• Task set:
A – In the cryptocurrency article, copy the passage that begins at "Make sure to" and stops after "this valuable opportunity.".
B – Answer these questions from the cryptocurrency article:
(i) In what year was Bitcoin created?
(ii) What share of the position does the writer plan to set aside after the next round of increases?
(iii) According to the third heading, what is a sharp decline the best test of?

• Text block:
>> Begin

The cryptocurrency space is a virtual financial circle involving cryptocurrencies and blockchain technology. The cryptocurrency space refers to all kinds of people, projects, and communities related to cryptocurrencies. The origin of this circle can be traced back to 2009 when Bitcoin was created as the first application of blockchain technology.

If you are also involved in the cryptocurrency space, I sincerely hope this article can help you. As someone with decent summarizing skills and expression, I believe some of my thoughts might be of assistance to you. Alright, without further ado, let's get straight to the point~

1. Be sure to keep records

Make sure to record your feelings and operational details at that time, because words do not lie. Only through real records and careful summaries can you find direction for correct decisions next time. To be honest, experiencing and witnessing such historical moments is a rare growth opportunity. In other words, this experience is the necessary path to becoming a mature investor. As the saying goes, only through personal experience can one have a broader perspective. In the investment process, 'seeing is believing' is an illusion, but it is also the only magical power that allows people to truly believe and accumulate knowledge and experience. If you do not take full advantage of and absorb this historically significant experience, it would be a waste of this valuable opportunity.

2. Never go all in

Whether in the cryptocurrency space or the stock market, truly mature investors will not choose to go all in all the time.

Because those extreme situations caused by black swan events—are bound to happen, especially in a market as volatile as the cryptocurrency space. This may seem like a simple principle, but it is very difficult to execute in practice. Of course, you might have various reasons to go all in, such as having little principal or believing that the asset you just bought is about to rise. Regardless, you will always be reluctant to let your money sit idle, and you will feel the impulse to invest it at any moment. I completely understand this feeling. But reality always mercilessly teaches us lessons. Therefore, I decided to set aside at least 15% of my position after the next round of increases. I initially wanted to leave more, but I know I might be reluctant, so I will take it slow; after all, cultivation is not achieved overnight. This reserved fund will only be invested when the market experiences a drop of about 30%.

3. A sharp decline is the best test of human nature

A sharp decline is both a mirror reflecting human nature and a touchstone of human character. Just like most people can share in happiness but find it hard to share in suffering, each sharp decline not only causes coin prices to plummet but also reveals the truth of human nature. In the past, I helped a few strangers make several times their money; some were grateful and insisted on transferring coins to thank me, while others felt smart when making money but shifted the blame to me when they lost. This recent sharp decline particularly highlighted these differences. Of course, I'm not foolish; after this, I am clear about how to treat these people.

>> End

• Entries supplied:
>> Begin

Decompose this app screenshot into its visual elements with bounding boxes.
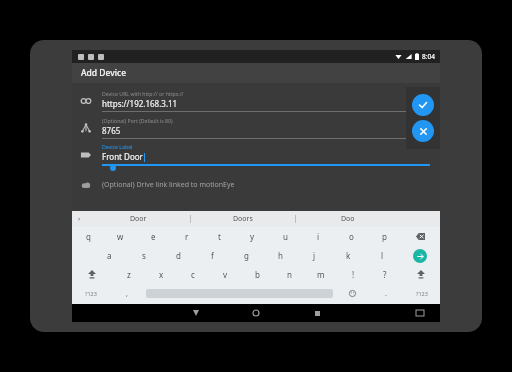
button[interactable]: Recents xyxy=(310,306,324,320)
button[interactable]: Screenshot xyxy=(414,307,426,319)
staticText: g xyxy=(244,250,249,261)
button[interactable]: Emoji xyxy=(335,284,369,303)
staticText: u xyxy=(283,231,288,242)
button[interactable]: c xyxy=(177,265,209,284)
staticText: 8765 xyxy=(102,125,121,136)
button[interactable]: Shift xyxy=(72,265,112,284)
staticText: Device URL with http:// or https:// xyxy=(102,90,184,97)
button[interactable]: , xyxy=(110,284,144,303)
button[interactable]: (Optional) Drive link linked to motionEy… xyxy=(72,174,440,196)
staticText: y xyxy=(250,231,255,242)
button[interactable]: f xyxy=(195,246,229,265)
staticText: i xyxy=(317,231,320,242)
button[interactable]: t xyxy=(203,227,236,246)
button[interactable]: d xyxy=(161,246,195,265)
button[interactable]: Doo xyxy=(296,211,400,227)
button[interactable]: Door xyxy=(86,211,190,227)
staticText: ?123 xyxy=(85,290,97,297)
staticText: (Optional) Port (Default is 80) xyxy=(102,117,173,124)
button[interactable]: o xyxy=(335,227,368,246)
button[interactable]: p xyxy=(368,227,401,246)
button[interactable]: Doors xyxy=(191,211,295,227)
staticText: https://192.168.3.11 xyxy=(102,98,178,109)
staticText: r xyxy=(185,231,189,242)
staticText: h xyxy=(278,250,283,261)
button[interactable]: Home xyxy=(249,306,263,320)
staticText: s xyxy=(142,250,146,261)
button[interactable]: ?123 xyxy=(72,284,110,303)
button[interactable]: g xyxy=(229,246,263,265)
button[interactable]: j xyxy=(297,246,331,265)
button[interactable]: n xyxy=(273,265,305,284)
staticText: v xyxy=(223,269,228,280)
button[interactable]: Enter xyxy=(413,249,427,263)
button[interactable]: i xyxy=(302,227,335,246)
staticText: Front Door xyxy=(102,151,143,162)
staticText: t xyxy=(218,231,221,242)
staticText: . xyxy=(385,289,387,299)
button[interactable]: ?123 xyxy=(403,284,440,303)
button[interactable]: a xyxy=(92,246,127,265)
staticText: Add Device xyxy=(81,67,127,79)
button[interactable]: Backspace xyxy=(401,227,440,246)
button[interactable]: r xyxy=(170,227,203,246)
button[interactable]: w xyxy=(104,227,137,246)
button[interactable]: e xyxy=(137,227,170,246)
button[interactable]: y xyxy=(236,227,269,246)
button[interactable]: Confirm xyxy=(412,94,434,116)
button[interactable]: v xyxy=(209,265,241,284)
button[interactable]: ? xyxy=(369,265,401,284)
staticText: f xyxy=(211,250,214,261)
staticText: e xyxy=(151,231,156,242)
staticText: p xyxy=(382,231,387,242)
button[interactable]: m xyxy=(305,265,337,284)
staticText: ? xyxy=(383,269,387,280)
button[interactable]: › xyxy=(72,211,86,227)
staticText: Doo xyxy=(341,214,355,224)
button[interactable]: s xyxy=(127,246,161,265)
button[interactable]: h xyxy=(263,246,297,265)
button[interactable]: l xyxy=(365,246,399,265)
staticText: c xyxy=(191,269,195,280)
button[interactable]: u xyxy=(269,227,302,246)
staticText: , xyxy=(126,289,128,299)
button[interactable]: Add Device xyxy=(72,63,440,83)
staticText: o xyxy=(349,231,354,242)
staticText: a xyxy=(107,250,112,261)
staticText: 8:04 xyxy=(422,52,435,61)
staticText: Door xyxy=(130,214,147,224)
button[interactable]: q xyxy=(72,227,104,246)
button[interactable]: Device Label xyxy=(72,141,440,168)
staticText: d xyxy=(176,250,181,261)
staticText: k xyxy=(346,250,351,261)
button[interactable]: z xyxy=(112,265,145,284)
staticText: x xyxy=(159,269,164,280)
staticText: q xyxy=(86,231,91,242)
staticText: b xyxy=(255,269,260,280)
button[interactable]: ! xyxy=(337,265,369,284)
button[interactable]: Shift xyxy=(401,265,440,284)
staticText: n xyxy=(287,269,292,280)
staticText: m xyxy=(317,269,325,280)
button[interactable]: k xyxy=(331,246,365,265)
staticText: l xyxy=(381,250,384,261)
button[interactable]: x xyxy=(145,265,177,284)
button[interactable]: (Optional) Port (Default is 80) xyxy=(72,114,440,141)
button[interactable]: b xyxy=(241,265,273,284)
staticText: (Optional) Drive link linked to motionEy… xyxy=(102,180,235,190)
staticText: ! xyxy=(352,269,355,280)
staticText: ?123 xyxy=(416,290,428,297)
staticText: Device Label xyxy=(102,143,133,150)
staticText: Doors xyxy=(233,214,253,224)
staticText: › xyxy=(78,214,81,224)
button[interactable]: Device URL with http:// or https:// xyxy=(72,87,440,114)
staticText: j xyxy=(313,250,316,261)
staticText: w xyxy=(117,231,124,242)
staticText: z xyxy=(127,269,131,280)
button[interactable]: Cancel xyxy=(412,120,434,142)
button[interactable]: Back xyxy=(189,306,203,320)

>> End

• Answers below:
A –
Make sure to record your feelings and operational details at that time, because words do not lie. Only through real records and careful summaries can you find direction for correct decisions next time. To be honest, experiencing and witnessing such historical moments is a rare growth opportunity. In other words, this experience is the necessary path to becoming a mature investor. As the saying goes, only through personal experience can one have a broader perspective. In the investment process, 'seeing is believing' is an illusion, but it is also the only magical power that allows people to truly believe and accumulate knowledge and experience. If you do not take full advantage of and absorb this historically significant experience, it would be a waste of this valuable opportunity.

B –
(i) 2009
(ii) At least 15%
(iii) Human nature